### WRITTEN TASK:
Each line of the material below should be reproduced exactly.

Saved entries
★ ★ ★ ★ ★ ★ ★

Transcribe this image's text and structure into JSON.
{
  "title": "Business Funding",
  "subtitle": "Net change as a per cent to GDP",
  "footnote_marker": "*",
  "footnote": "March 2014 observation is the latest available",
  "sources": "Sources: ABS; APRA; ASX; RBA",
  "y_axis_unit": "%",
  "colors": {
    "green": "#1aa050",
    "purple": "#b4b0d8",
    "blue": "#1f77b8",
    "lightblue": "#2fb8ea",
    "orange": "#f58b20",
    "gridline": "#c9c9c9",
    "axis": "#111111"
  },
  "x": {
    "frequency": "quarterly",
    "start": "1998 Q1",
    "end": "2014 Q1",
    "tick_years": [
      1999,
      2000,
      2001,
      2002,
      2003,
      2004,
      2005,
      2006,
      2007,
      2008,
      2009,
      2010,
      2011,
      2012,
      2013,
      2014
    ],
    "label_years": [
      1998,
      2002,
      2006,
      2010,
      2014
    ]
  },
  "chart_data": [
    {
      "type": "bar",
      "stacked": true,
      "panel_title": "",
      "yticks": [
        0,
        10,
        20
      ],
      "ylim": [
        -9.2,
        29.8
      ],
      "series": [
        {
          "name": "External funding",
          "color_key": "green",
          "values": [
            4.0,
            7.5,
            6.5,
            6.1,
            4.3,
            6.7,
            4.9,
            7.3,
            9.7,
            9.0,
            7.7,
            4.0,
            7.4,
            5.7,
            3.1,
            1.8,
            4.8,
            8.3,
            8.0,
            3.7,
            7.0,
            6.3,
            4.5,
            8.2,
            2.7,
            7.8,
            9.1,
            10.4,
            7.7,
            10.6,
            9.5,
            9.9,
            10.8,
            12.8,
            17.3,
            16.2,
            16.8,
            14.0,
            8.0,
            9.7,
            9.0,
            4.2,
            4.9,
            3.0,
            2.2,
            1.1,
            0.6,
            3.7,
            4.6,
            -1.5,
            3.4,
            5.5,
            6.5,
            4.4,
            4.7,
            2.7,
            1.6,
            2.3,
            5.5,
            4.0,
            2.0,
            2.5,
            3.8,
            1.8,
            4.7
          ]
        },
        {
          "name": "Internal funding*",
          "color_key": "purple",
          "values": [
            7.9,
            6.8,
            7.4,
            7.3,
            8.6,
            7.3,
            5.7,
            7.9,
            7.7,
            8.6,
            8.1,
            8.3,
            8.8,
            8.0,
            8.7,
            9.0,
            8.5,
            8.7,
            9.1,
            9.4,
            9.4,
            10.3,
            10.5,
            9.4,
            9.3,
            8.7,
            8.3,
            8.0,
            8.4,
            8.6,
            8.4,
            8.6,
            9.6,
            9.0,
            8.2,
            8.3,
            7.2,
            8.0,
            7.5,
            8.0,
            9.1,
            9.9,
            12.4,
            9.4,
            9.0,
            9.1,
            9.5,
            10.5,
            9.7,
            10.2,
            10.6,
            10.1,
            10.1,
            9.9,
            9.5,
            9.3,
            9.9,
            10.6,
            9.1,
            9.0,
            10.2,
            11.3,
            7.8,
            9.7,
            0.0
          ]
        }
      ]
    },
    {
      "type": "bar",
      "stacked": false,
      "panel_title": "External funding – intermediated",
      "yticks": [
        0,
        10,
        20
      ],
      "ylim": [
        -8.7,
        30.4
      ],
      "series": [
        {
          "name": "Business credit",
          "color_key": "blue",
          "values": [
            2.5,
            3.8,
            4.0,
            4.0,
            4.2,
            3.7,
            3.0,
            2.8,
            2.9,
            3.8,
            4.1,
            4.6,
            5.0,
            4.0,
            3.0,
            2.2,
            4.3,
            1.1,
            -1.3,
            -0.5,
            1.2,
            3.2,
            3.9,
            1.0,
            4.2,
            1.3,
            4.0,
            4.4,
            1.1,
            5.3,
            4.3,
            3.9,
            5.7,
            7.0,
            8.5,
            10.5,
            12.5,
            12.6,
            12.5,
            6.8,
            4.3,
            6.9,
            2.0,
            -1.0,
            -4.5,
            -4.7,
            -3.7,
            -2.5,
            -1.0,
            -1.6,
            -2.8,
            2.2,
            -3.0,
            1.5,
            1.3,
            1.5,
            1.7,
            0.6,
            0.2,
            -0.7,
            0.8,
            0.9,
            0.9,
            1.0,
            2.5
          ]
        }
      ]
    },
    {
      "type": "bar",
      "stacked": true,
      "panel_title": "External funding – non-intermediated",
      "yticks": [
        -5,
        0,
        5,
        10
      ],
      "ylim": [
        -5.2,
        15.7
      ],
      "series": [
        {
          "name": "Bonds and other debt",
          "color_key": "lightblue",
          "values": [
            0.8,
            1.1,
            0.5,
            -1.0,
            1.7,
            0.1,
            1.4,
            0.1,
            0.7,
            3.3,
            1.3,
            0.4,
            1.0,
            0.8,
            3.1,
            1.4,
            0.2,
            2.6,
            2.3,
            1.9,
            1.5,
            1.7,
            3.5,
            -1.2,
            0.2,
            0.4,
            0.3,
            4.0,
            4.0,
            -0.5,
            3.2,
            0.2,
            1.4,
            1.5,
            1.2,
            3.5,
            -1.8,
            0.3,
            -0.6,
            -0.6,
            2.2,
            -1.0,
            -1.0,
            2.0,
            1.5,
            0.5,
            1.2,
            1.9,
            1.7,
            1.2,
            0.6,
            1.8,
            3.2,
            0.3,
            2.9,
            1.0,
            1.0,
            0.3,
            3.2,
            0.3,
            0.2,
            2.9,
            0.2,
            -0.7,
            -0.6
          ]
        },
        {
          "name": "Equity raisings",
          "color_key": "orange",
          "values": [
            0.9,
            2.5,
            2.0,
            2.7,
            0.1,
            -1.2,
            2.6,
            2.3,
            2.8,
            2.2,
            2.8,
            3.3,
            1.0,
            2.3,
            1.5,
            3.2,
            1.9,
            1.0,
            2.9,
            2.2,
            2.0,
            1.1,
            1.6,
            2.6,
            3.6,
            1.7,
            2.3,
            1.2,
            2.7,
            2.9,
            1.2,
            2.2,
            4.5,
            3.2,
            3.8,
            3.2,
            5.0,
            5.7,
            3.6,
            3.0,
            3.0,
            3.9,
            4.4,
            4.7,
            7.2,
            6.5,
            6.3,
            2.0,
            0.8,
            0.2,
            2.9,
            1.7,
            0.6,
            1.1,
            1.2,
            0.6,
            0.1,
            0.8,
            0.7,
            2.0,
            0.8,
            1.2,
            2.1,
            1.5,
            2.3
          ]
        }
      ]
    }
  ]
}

★ ★ ★ ★ ★ ★ ★

### EXERCISE OUTPUT:
Transcribe this image's text and structure into JSON.
{
  "title": "Business Funding",
  "subtitle": "Net change as a per cent to GDP",
  "footnote_marker": "*",
  "footnote": "March 2014 observation is the latest available",
  "sources": "Sources: ABS; APRA; ASX; RBA",
  "y_axis_unit": "%",
  "colors": {
    "green": "#1aa050",
    "purple": "#b4b0d8",
    "blue": "#1f77b8",
    "lightblue": "#2fb8ea",
    "orange": "#f58b20",
    "gridline": "#c9c9c9",
    "axis": "#111111"
  },
  "x": {
    "frequency": "quarterly",
    "start": "1998 Q1",
    "end": "2014 Q1",
    "tick_years": [
      1999,
      2000,
      2001,
      2002,
      2003,
      2004,
      2005,
      2006,
      2007,
      2008,
      2009,
      2010,
      2011,
      2012,
      2013,
      2014
    ],
    "label_years": [
      1998,
      2002,
      2006,
      2010,
      2014
    ]
  },
  "chart_data": [
    {
      "type": "bar",
      "stacked": true,
      "panel_title": "",
      "yticks": [
        0,
        10,
        20
      ],
      "ylim": [
        -9.2,
        29.8
      ],
      "series": [
        {
          "name": "External funding",
          "color_key": "green",
          "values": [
            4.0,
            7.5,
            6.5,
            6.1,
            4.3,
            6.7,
            4.9,
            7.3,
            9.7,
            9.0,
            7.7,
            4.0,
            7.4,
            5.7,
            3.1,
            1.8,
            4.8,
            8.3,
            8.0,
            3.7,
            7.0,
            6.3,
            4.5,
            8.2,
            2.7,
            7.8,
            9.1,
            10.4,
            7.7,
            10.6,
            9.5,
            9.9,
            10.8,
            12.8,
            17.3,
            16.2,
            16.8,
            14.0,
            8.0,
            9.7,
            9.0,
            4.2,
            4.9,
            3.0,
            2.2,
            1.1,
            0.6,
            3.7,
            4.6,
            -1.5,
            3.4,
            5.5,
            6.5,
            4.4,
            4.7,
            2.7,
            1.6,
            2.3,
            5.5,
            4.0,
            2.0,
            2.5,
            3.8,
            1.8,
            4.7
          ]
        },
        {
          "name": "Internal funding*",
          "color_key": "purple",
          "values": [
            7.9,
            6.8,
            7.4,
            7.3,
            8.6,
            7.3,
            5.7,
            7.9,
            7.7,
            8.6,
            8.1,
            8.3,
            8.8,
            8.0,
            8.7,
            9.0,
            8.5,
            8.7,
            9.1,
            9.4,
            9.4,
            10.3,
            10.5,
            9.4,
            9.3,
            8.7,
            8.3,
            8.0,
            8.4,
            8.6,
            8.4,
            8.6,
            9.6,
            9.0,
            8.2,
            8.3,
            7.2,
            8.0,
            7.5,
            8.0,
            9.1,
            9.9,
            12.4,
            9.4,
            9.0,
            9.1,
            9.5,
            10.5,
            9.7,
            10.2,
            10.6,
            10.1,
            10.1,
            9.9,
            9.5,
            9.3,
            9.9,
            10.6,
            9.1,
            9.0,
            10.2,
            11.3,
            7.8,
            9.7,
            0.0
          ]
        }
      ]
    },
    {
      "type": "bar",
      "stacked": false,
      "panel_title": "External funding – intermediated",
      "yticks": [
        0,
        10,
        20
      ],
      "ylim": [
        -8.7,
        30.4
      ],
      "series": [
        {
          "name": "Business credit",
          "color_key": "blue",
          "values": [
            2.5,
            3.8,
            4.0,
            4.0,
            4.2,
            3.7,
            3.0,
            2.8,
            2.9,
            3.8,
            4.1,
            4.6,
            5.0,
            4.0,
            3.0,
            2.2,
            4.3,
            1.1,
            -1.3,
            -0.5,
            1.2,
            3.2,
            3.9,
            1.0,
            4.2,
            1.3,
            4.0,
            4.4,
            1.1,
            5.3,
            4.3,
            3.9,
            5.7,
            7.0,
            8.5,
            10.5,
            12.5,
            12.6,
            12.5,
            6.8,
            4.3,
            6.9,
            2.0,
            -1.0,
            -4.5,
            -4.7,
            -3.7,
            -2.5,
            -1.0,
            -1.6,
            -2.8,
            2.2,
            -3.0,
            1.5,
            1.3,
            1.5,
            1.7,
            0.6,
            0.2,
            -0.7,
            0.8,
            0.9,
            0.9,
            1.0,
            2.5
          ]
        }
      ]
    },
    {
      "type": "bar",
      "stacked": true,
      "panel_title": "External funding – non-intermediated",
      "yticks": [
        -5,
        0,
        5,
        10
      ],
      "ylim": [
        -5.2,
        15.7
      ],
      "series": [
        {
          "name": "Bonds and other debt",
          "color_key": "lightblue",
          "values": [
            0.8,
            1.1,
            0.5,
            -1.0,
            1.7,
            0.1,
            1.4,
            0.1,
            0.7,
            3.3,
            1.3,
            0.4,
            1.0,
            0.8,
            3.1,
            1.4,
            0.2,
            2.6,
            2.3,
            1.9,
            1.5,
            1.7,
            3.5,
            -1.2,
            0.2,
            0.4,
            0.3,
            4.0,
            4.0,
            -0.5,
            3.2,
            0.2,
            1.4,
            1.5,
            1.2,
            3.5,
            -1.8,
            0.3,
            -0.6,
            -0.6,
            2.2,
            -1.0,
            -1.0,
            2.0,
            1.5,
            0.5,
            1.2,
            1.9,
            1.7,
            1.2,
            0.6,
            1.8,
            3.2,
            0.3,
            2.9,
            1.0,
            1.0,
            0.3,
            3.2,
            0.3,
            0.2,
            2.9,
            0.2,
            -0.7,
            -0.6
          ]
        },
        {
          "name": "Equity raisings",
          "color_key": "orange",
          "values": [
            0.9,
            2.5,
            2.0,
            2.7,
            0.1,
            -1.2,
            2.6,
            2.3,
            2.8,
            2.2,
            2.8,
            3.3,
            1.0,
            2.3,
            1.5,
            3.2,
            1.9,
            1.0,
            2.9,
            2.2,
            2.0,
            1.1,
            1.6,
            2.6,
            3.6,
            1.7,
            2.3,
            1.2,
            2.7,
            2.9,
            1.2,
            2.2,
            4.5,
            3.2,
            3.8,
            3.2,
            5.0,
            5.7,
            3.6,
            3.0,
            3.0,
            3.9,
            4.4,
            4.7,
            7.2,
            6.5,
            6.3,
            2.0,
            0.8,
            0.2,
            2.9,
            1.7,
            0.6,
            1.1,
            1.2,
            0.6,
            0.1,
            0.8,
            0.7,
            2.0,
            0.8,
            1.2,
            2.1,
            1.5,
            2.3
          ]
        }
      ]
    }
  ]
}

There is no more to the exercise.